◆ Given records

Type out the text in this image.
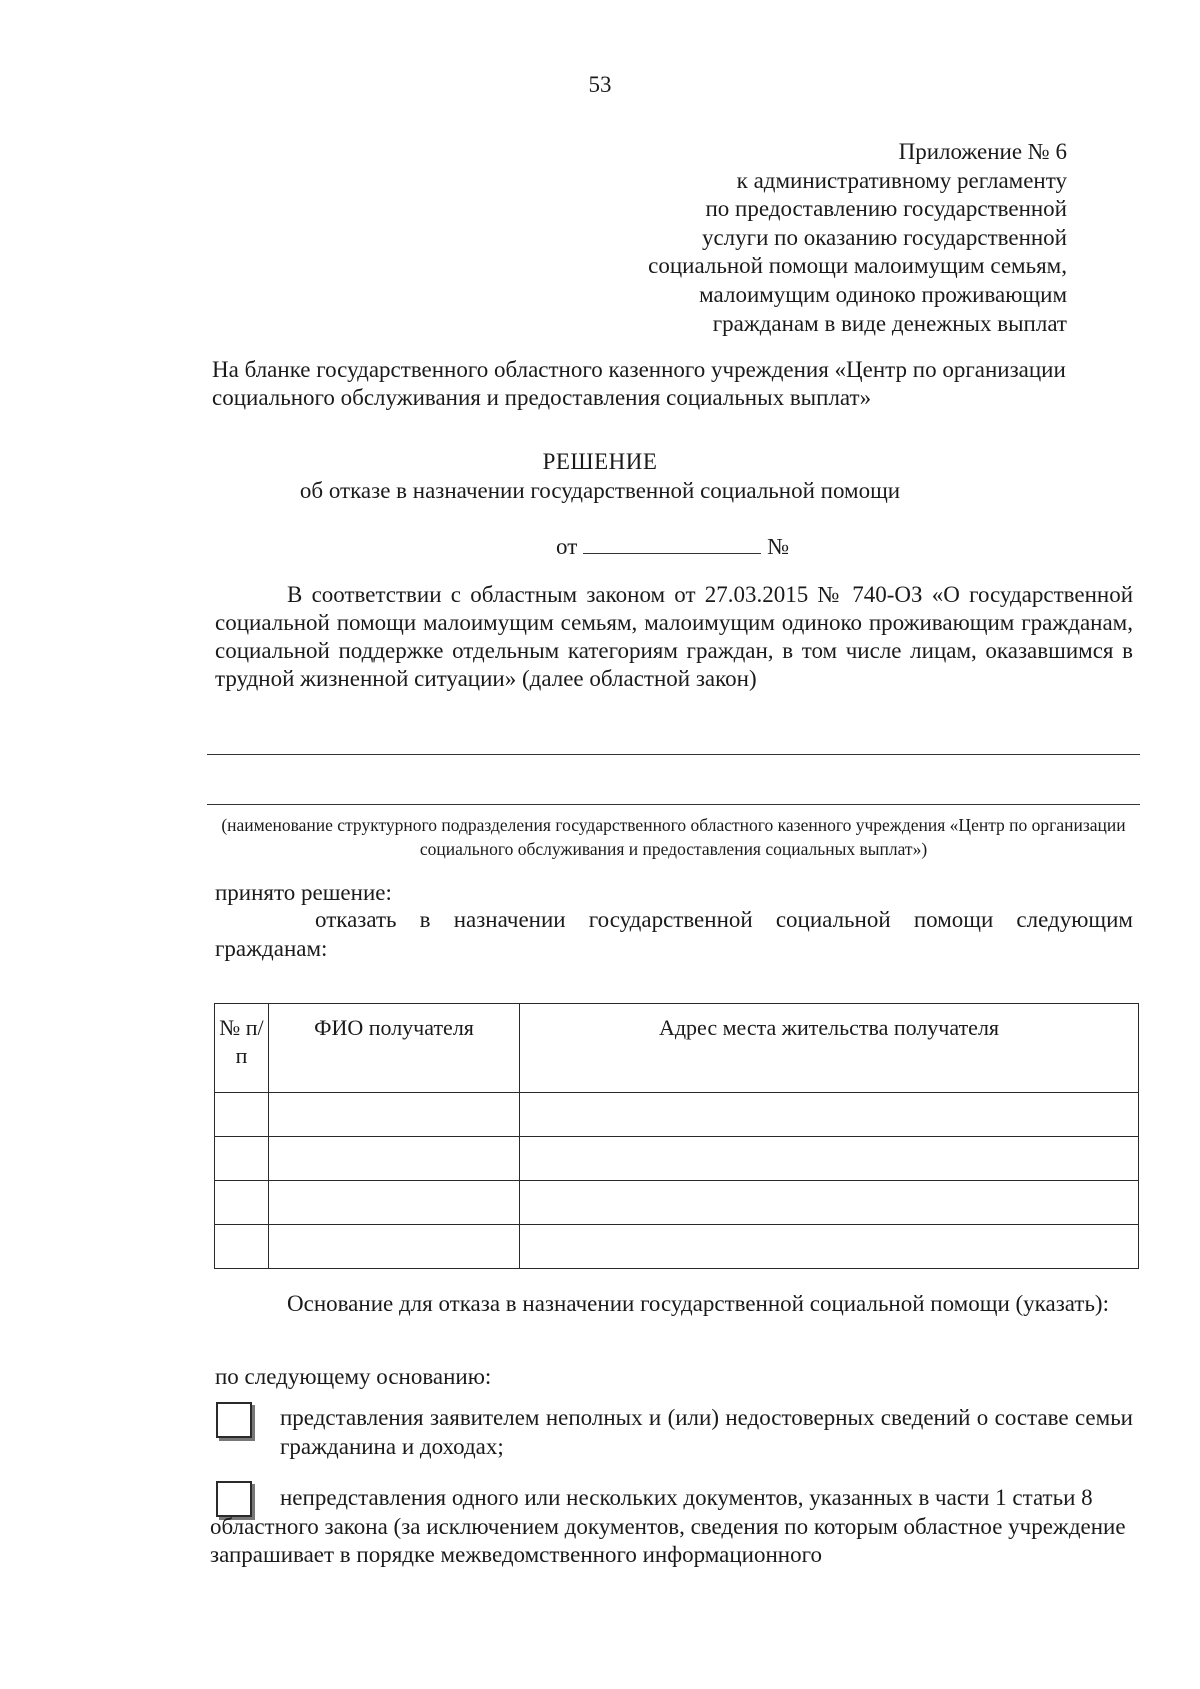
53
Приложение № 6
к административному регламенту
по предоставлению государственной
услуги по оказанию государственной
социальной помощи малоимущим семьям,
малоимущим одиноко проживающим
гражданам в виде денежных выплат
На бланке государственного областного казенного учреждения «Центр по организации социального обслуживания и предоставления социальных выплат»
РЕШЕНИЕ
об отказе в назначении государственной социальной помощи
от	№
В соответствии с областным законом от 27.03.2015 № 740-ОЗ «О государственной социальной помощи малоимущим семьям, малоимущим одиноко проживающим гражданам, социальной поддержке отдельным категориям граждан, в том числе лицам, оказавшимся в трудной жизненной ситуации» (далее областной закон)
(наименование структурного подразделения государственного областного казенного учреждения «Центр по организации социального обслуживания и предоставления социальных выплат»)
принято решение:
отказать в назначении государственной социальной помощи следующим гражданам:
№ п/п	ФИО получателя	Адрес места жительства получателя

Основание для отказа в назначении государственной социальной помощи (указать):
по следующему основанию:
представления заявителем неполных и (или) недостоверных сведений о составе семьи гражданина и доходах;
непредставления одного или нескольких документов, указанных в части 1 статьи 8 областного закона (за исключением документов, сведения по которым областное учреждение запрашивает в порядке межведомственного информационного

◆ Aim
Tally the lines in the records above that contain the word "проживающим", and give only that number.

◆ Finished task
2